Reproduce the rows below with "chevron" swapped for "arrow" wherever it occurs and everything else left unchanged. Leave the pictures out of your answer.

---- SUPPLIED DATA

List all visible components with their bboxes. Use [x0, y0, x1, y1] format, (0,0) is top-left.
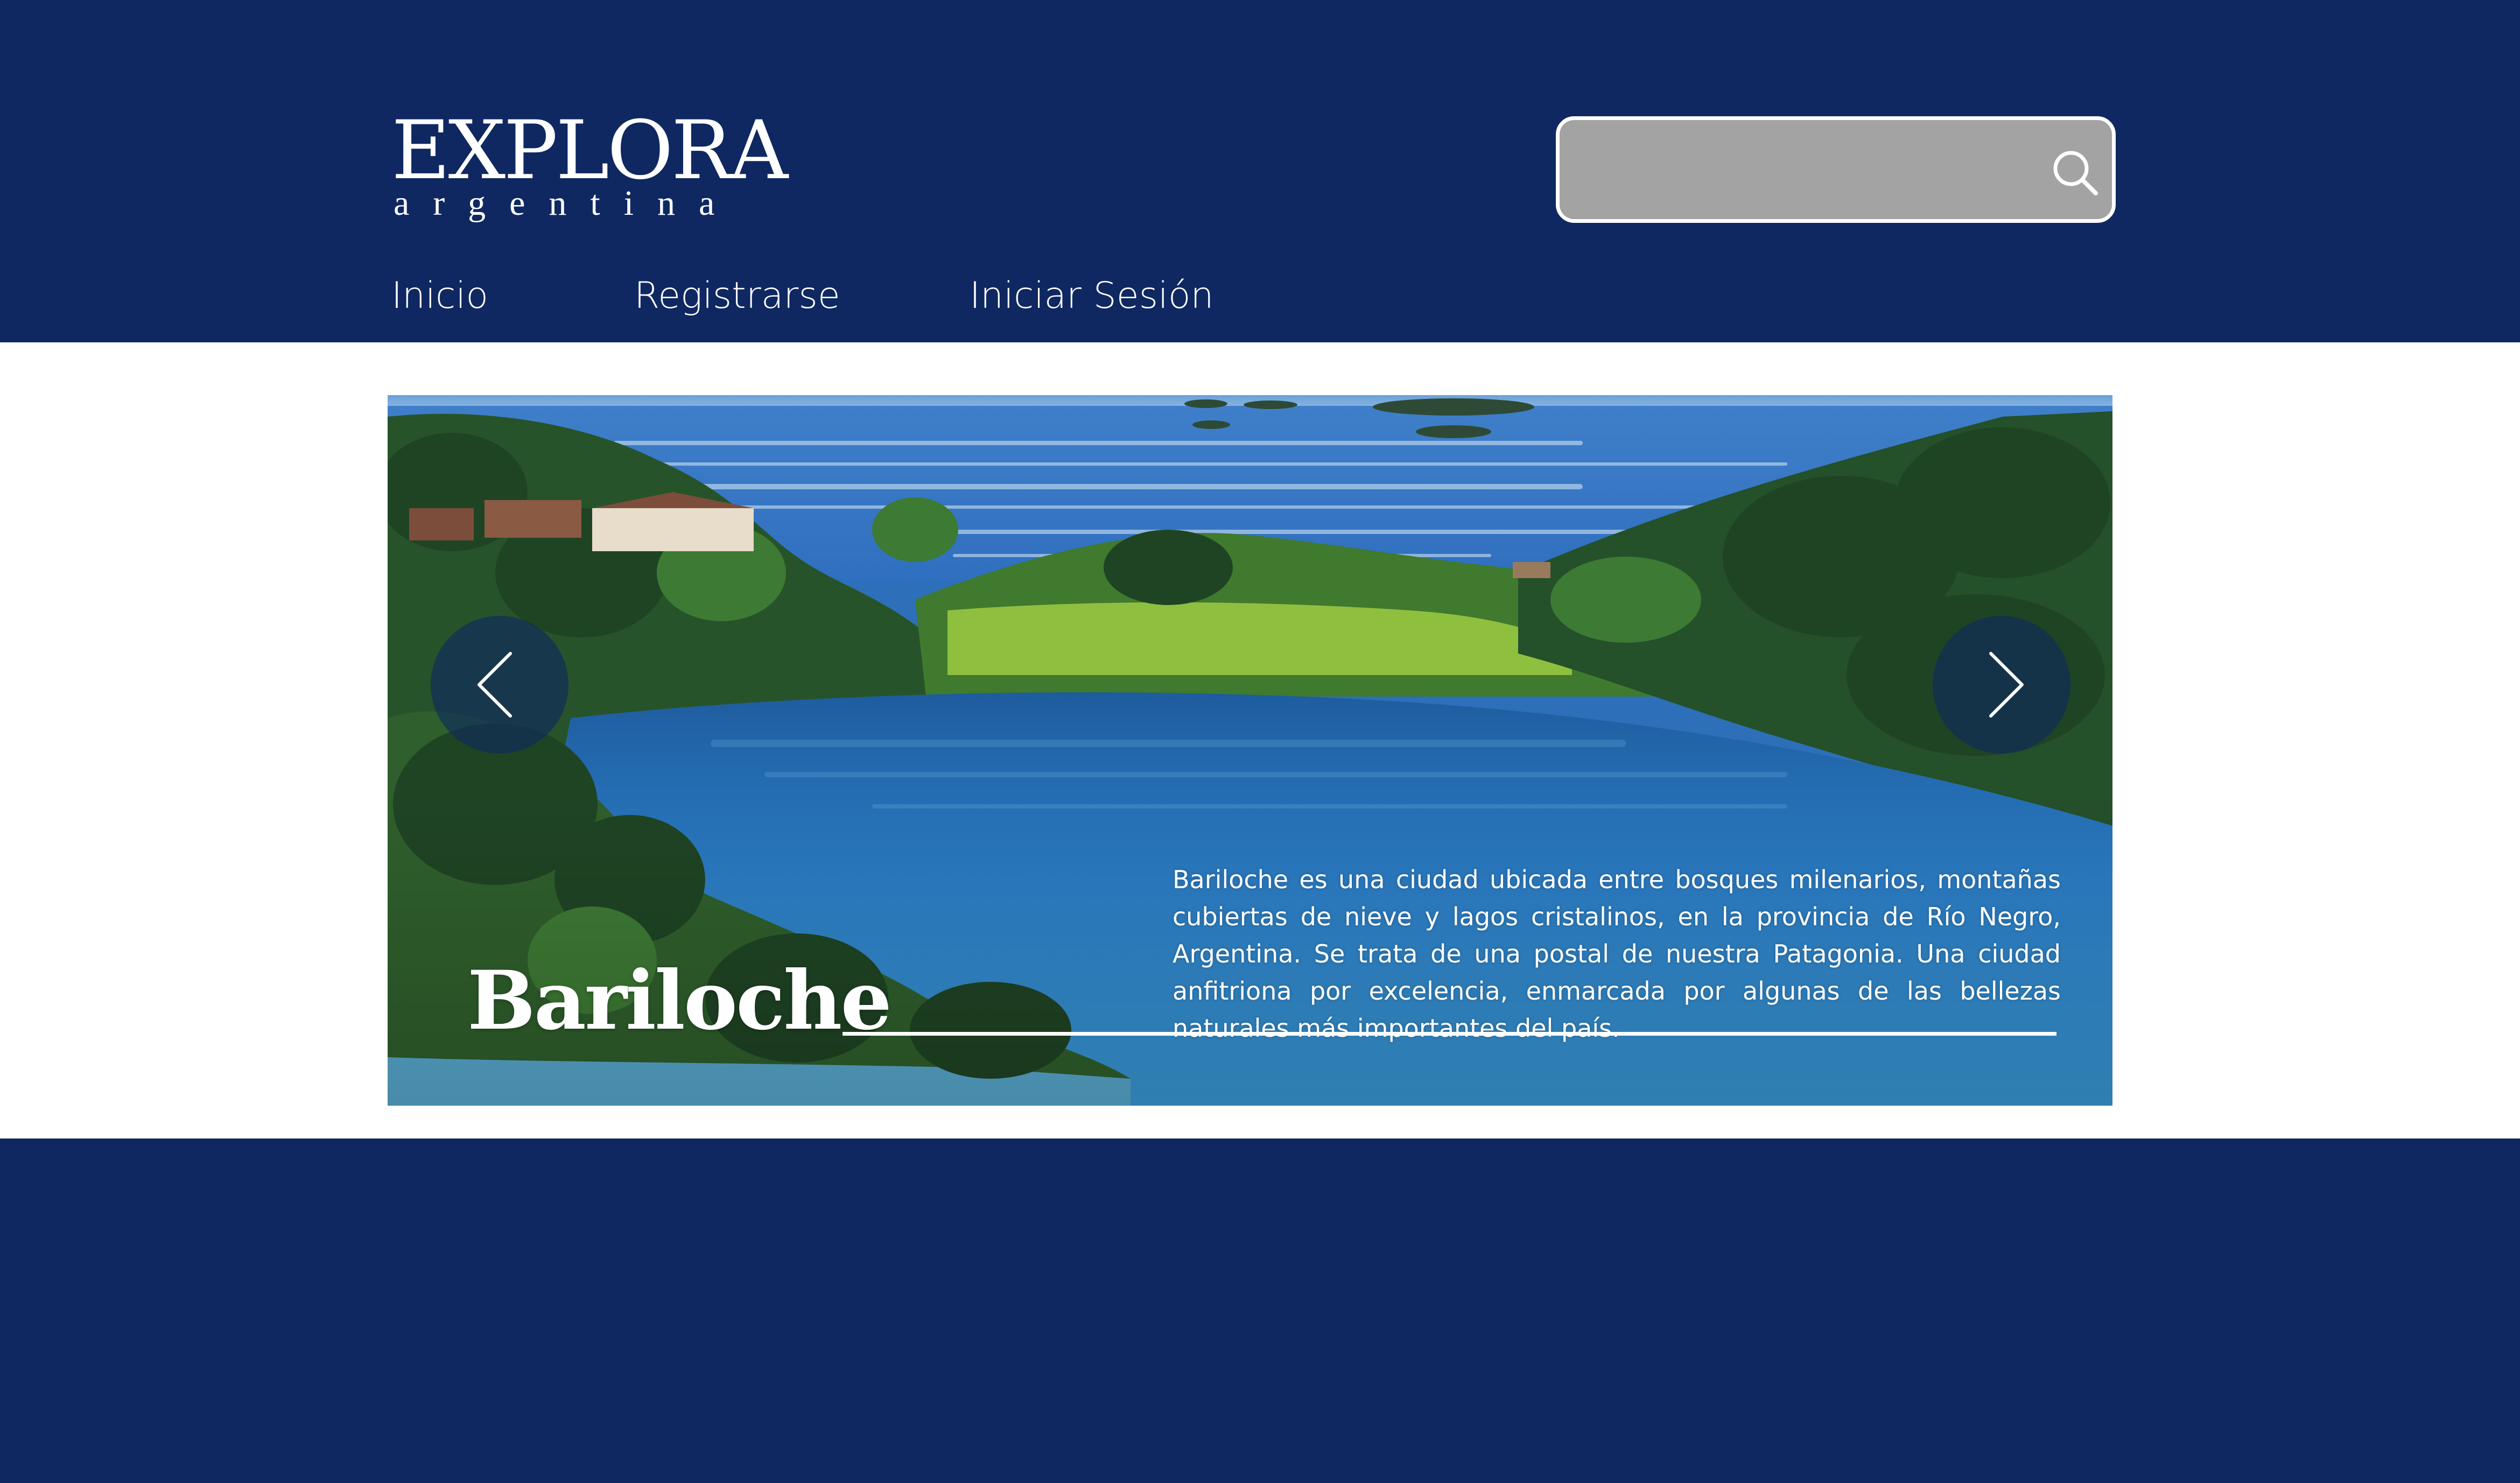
logo-wordmark: EXPLORA — [391, 104, 788, 198]
brand-logo[interactable]: EXPLORA argentina — [391, 110, 788, 229]
prev-slide-button[interactable] — [431, 616, 568, 754]
page: EXPLORA argentina Inicio Registrarse Ini… — [0, 0, 2520, 1483]
slide-divider — [843, 1032, 2056, 1036]
chevron-left-icon — [478, 652, 512, 718]
logo-subtitle: argentina — [394, 184, 739, 223]
search-bar — [1556, 116, 2116, 223]
next-slide-button[interactable] — [1933, 616, 2070, 754]
slide-title: Bariloche — [467, 953, 892, 1048]
search-input[interactable] — [1576, 131, 2019, 209]
chevron-right-icon — [1989, 652, 2024, 718]
nav-registrarse[interactable]: Registrarse — [634, 269, 840, 323]
slide-description: Bariloche es una ciudad ubicada entre bo… — [1173, 865, 2061, 1043]
search-icon[interactable] — [2049, 147, 2101, 199]
nav-inicio[interactable]: Inicio — [391, 269, 488, 323]
site-header: EXPLORA argentina Inicio Registrarse Ini… — [0, 0, 2520, 342]
site-footer — [0, 1138, 2520, 1483]
hero-slider: Bariloche es una ciudad ubicada entre bo… — [388, 395, 2112, 1106]
nav-iniciar-sesion[interactable]: Iniciar Sesión — [970, 269, 1214, 323]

--------

OUTPUT OF THE TASK:
List all visible components with their bboxes. Use [x0, y0, x1, y1] format, (0,0) is top-left.
logo-wordmark: EXPLORA — [391, 104, 788, 198]
brand-logo[interactable]: EXPLORA argentina — [391, 110, 788, 229]
prev-slide-button[interactable] — [431, 616, 568, 754]
page: EXPLORA argentina Inicio Registrarse Ini… — [0, 0, 2520, 1483]
slide-divider — [843, 1032, 2056, 1036]
arrow-left-icon — [478, 652, 512, 718]
logo-subtitle: argentina — [394, 184, 739, 223]
search-bar — [1556, 116, 2116, 223]
next-slide-button[interactable] — [1933, 616, 2070, 754]
slide-title: Bariloche — [467, 953, 892, 1048]
search-input[interactable] — [1576, 131, 2019, 209]
arrow-right-icon — [1989, 652, 2024, 718]
nav-registrarse[interactable]: Registrarse — [634, 269, 840, 323]
slide-description: Bariloche es una ciudad ubicada entre bo… — [1173, 865, 2061, 1043]
search-icon[interactable] — [2049, 147, 2101, 199]
nav-inicio[interactable]: Inicio — [391, 269, 488, 323]
site-header: EXPLORA argentina Inicio Registrarse Ini… — [0, 0, 2520, 342]
site-footer — [0, 1138, 2520, 1483]
hero-slider: Bariloche es una ciudad ubicada entre bo… — [388, 395, 2112, 1106]
nav-iniciar-sesion[interactable]: Iniciar Sesión — [970, 269, 1214, 323]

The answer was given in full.